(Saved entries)
══════
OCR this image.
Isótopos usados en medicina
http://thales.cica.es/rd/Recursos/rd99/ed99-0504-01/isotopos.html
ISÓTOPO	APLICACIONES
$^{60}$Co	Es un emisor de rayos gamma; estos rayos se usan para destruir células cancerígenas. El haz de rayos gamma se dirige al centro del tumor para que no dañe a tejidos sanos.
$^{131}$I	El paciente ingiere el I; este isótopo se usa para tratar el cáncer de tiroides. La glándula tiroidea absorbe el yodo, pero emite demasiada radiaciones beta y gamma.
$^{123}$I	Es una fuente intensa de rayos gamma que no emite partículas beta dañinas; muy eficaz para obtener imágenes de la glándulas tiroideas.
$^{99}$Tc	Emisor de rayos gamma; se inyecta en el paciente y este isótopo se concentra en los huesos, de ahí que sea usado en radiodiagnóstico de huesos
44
══════
The lines in the records above that include the word "este" must be copied out.

Response area
$^{131}$I	El paciente ingiere el I; este isótopo se usa para tratar el cáncer de tiroides. La glándula tiroidea absorbe el yodo, pero emite demasiada radiaciones beta y gamma.
$^{99}$Tc	Emisor de rayos gamma; se inyecta en el paciente y este isótopo se concentra en los huesos, de ahí que sea usado en radiodiagnóstico de huesos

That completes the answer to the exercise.